**GOAL:** Retype the data that follows line by line, exactly, and leave its pictures out.

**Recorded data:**

= = = = =

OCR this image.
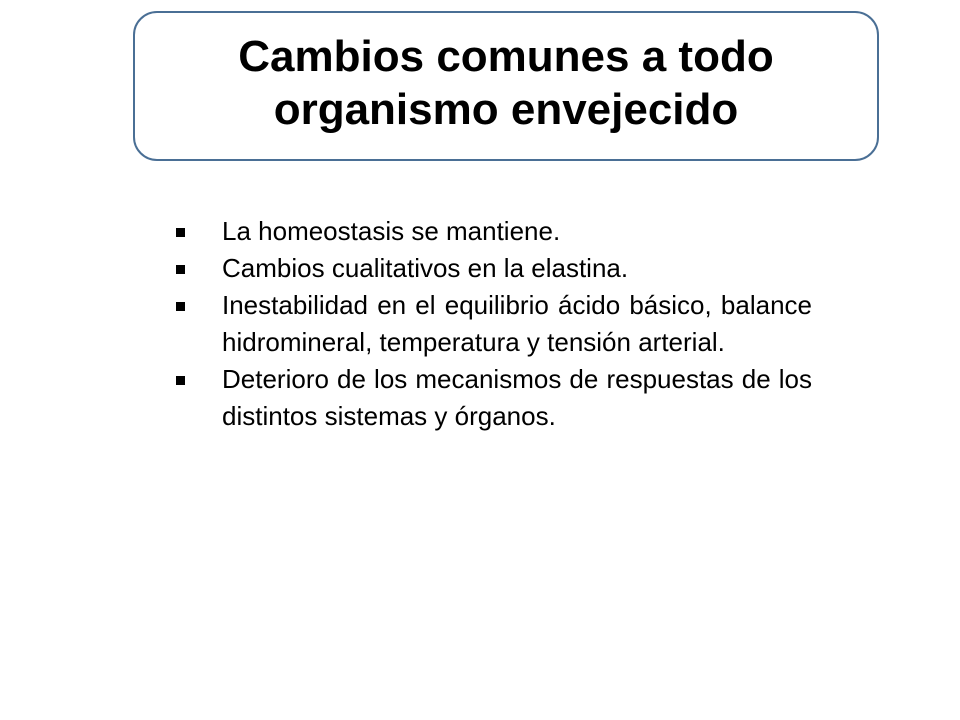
Cambios comunes a todo organismo envejecido
La homeostasis se mantiene.
Cambios cualitativos en la elastina.
Inestabilidad en el equilibrio ácido básico, balance hidromineral, temperatura y tensión arterial.
Deterioro de los mecanismos de respuestas de los distintos sistemas y órganos.
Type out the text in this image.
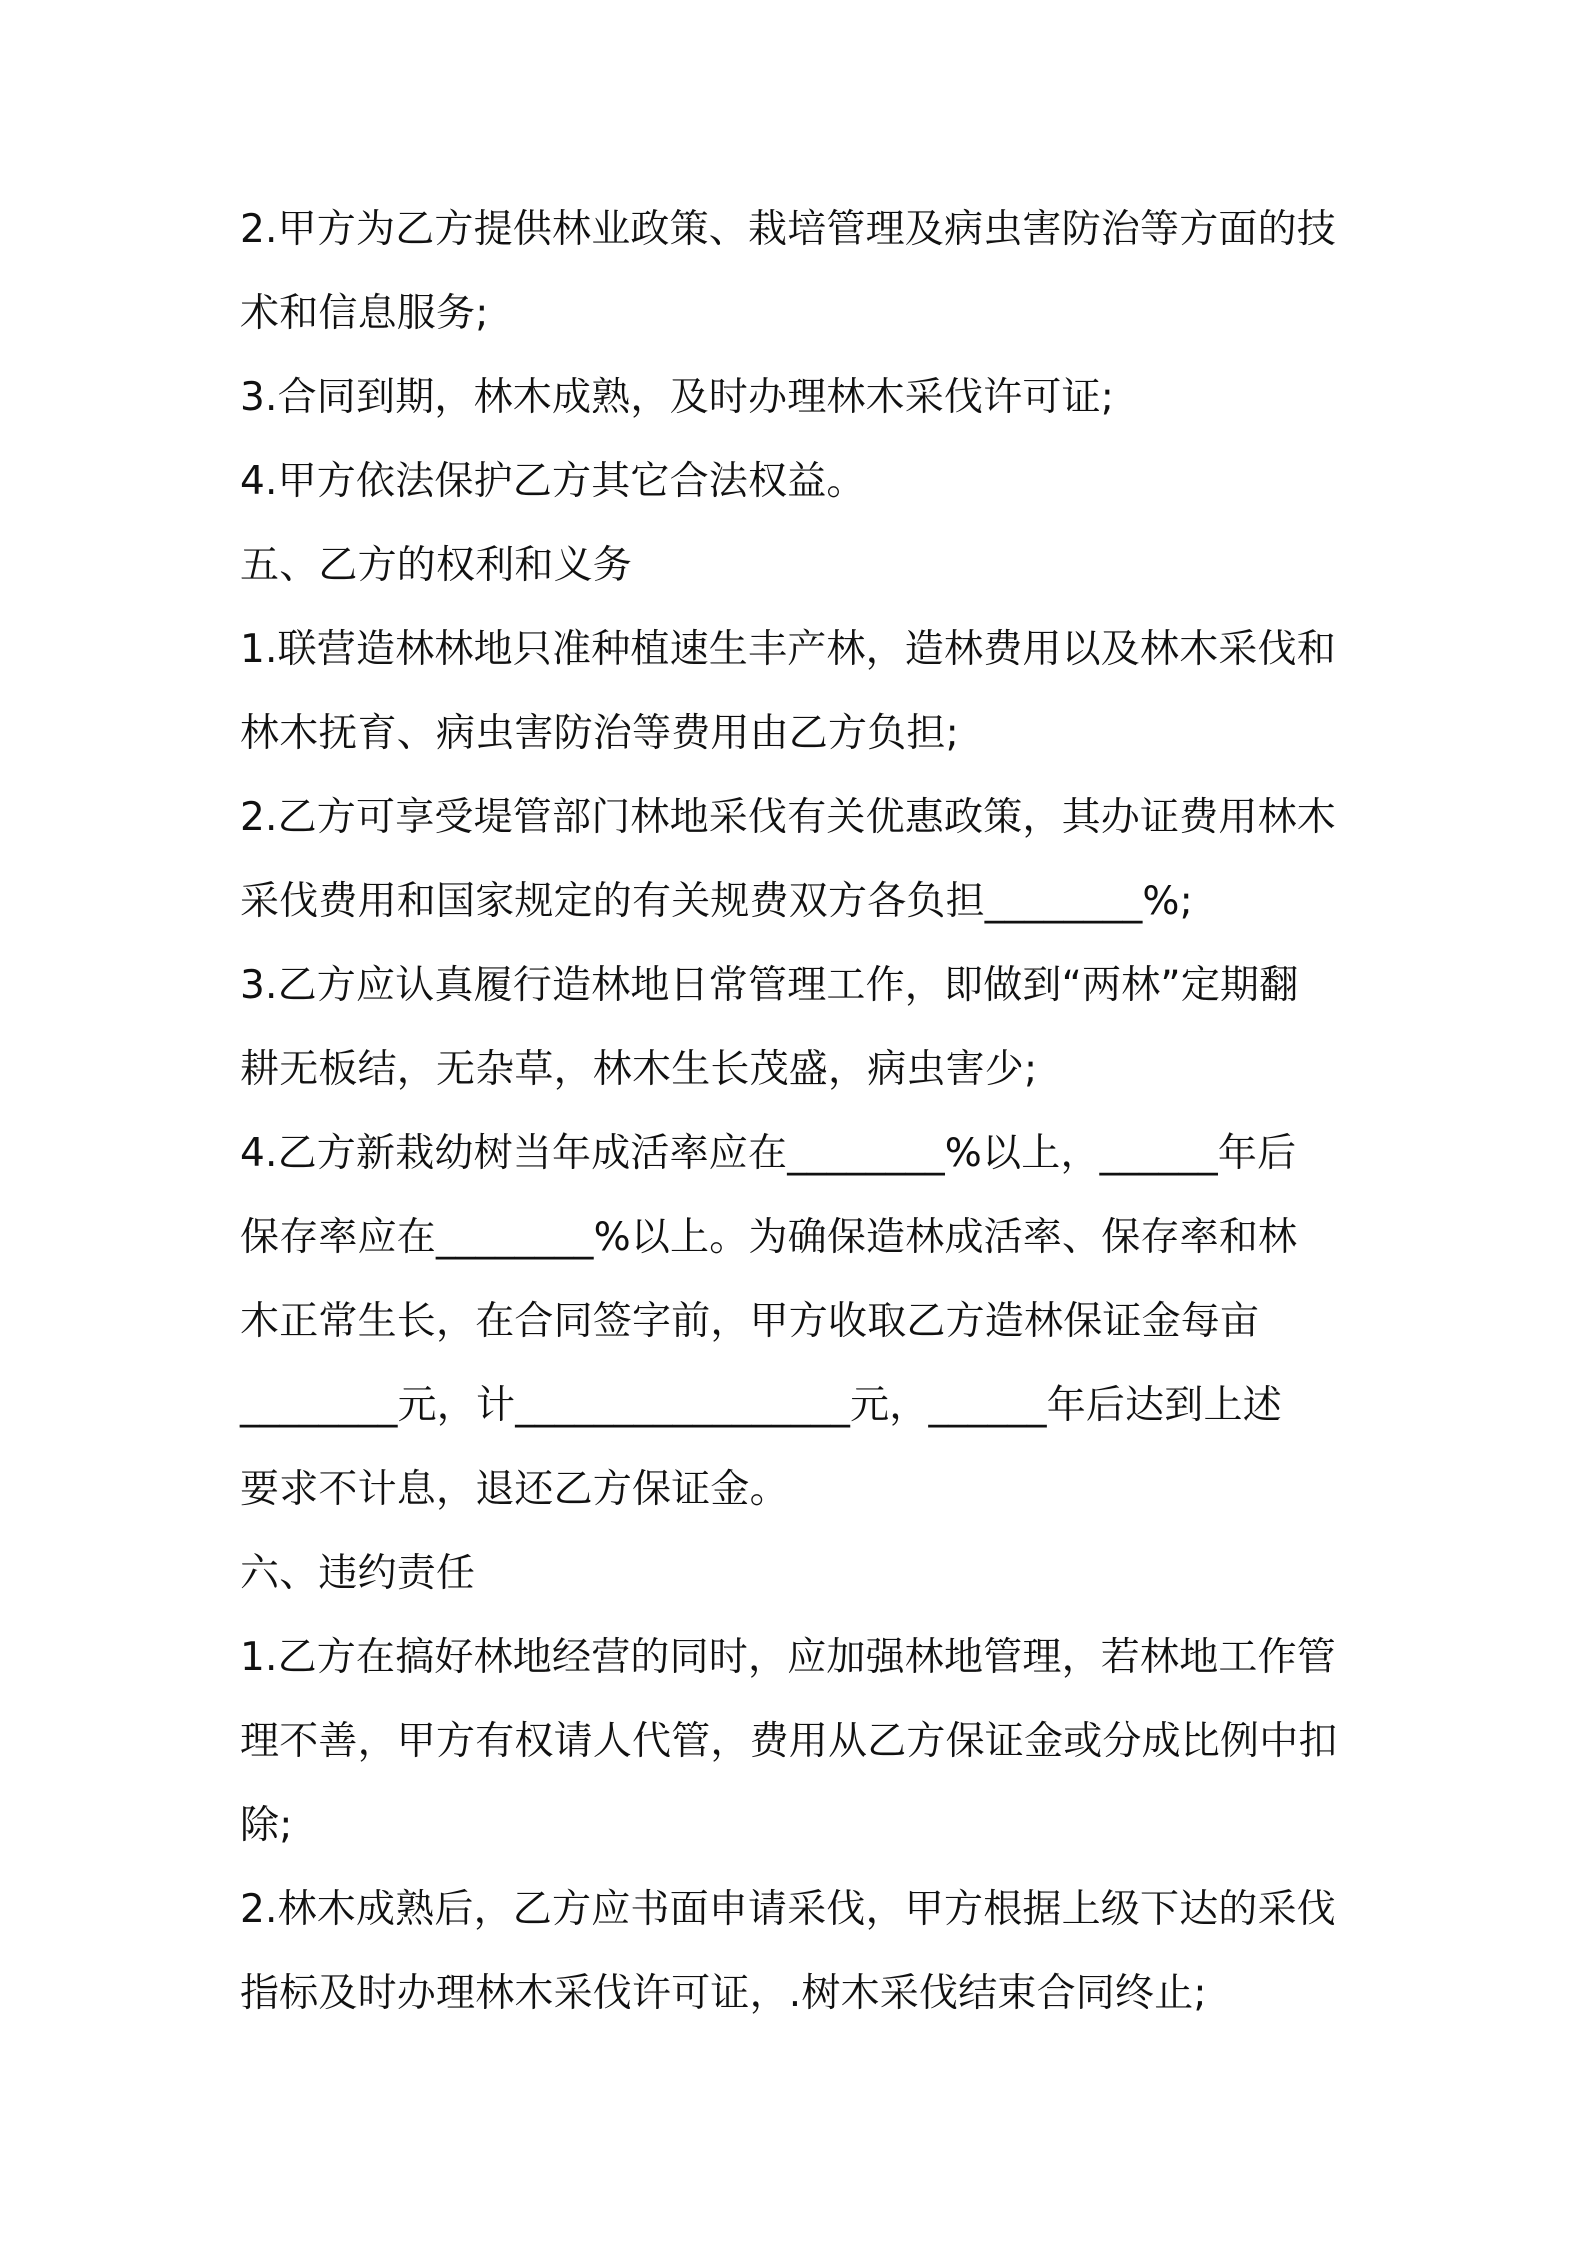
2.甲方为乙方提供林业政策、栽培管理及病虫害防治等方面的技
术和信息服务;
3.合同到期，林木成熟，及时办理林木采伐许可证;
4.甲方依法保护乙方其它合法权益。
五、乙方的权利和义务
1.联营造林林地只准种植速生丰产林，造林费用以及林木采伐和
林木抚育、病虫害防治等费用由乙方负担;
2.乙方可享受堤管部门林地采伐有关优惠政策，其办证费用林木
采伐费用和国家规定的有关规费双方各负担________%;
3.乙方应认真履行造林地日常管理工作，即做到“两林”定期翻
耕无板结，无杂草，林木生长茂盛，病虫害少;
4.乙方新栽幼树当年成活率应在________%以上，______年后
保存率应在________%以上。为确保造林成活率、保存率和林
木正常生长，在合同签字前，甲方收取乙方造林保证金每亩
________元，计_________________元，______年后达到上述
要求不计息，退还乙方保证金。
六、违约责任
1.乙方在搞好林地经营的同时，应加强林地管理，若林地工作管
理不善，甲方有权请人代管，费用从乙方保证金或分成比例中扣
除;
2.林木成熟后，乙方应书面申请采伐，甲方根据上级下达的采伐
指标及时办理林木采伐许可证，.树木采伐结束合同终止;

= = = = =

**EXERCISE SOLUTION:**
OCR this image.
Cambios comunes a todo organismo envejecido
La homeostasis se mantiene.
Cambios cualitativos en la elastina.
Inestabilidad en el equilibrio ácido básico, balance hidromineral, temperatura y tensión arterial.
Deterioro de los mecanismos de respuestas de los distintos sistemas y órganos.
Type out the text in this image.
2.甲方为乙方提供林业政策、栽培管理及病虫害防治等方面的技
术和信息服务;
3.合同到期，林木成熟，及时办理林木采伐许可证;
4.甲方依法保护乙方其它合法权益。
五、乙方的权利和义务
1.联营造林林地只准种植速生丰产林，造林费用以及林木采伐和
林木抚育、病虫害防治等费用由乙方负担;
2.乙方可享受堤管部门林地采伐有关优惠政策，其办证费用林木
采伐费用和国家规定的有关规费双方各负担________%;
3.乙方应认真履行造林地日常管理工作，即做到“两林”定期翻
耕无板结，无杂草，林木生长茂盛，病虫害少;
4.乙方新栽幼树当年成活率应在________%以上，______年后
保存率应在________%以上。为确保造林成活率、保存率和林
木正常生长，在合同签字前，甲方收取乙方造林保证金每亩
________元，计_________________元，______年后达到上述
要求不计息，退还乙方保证金。
六、违约责任
1.乙方在搞好林地经营的同时，应加强林地管理，若林地工作管
理不善，甲方有权请人代管，费用从乙方保证金或分成比例中扣
除;
2.林木成熟后，乙方应书面申请采伐，甲方根据上级下达的采伐
指标及时办理林木采伐许可证，.树木采伐结束合同终止;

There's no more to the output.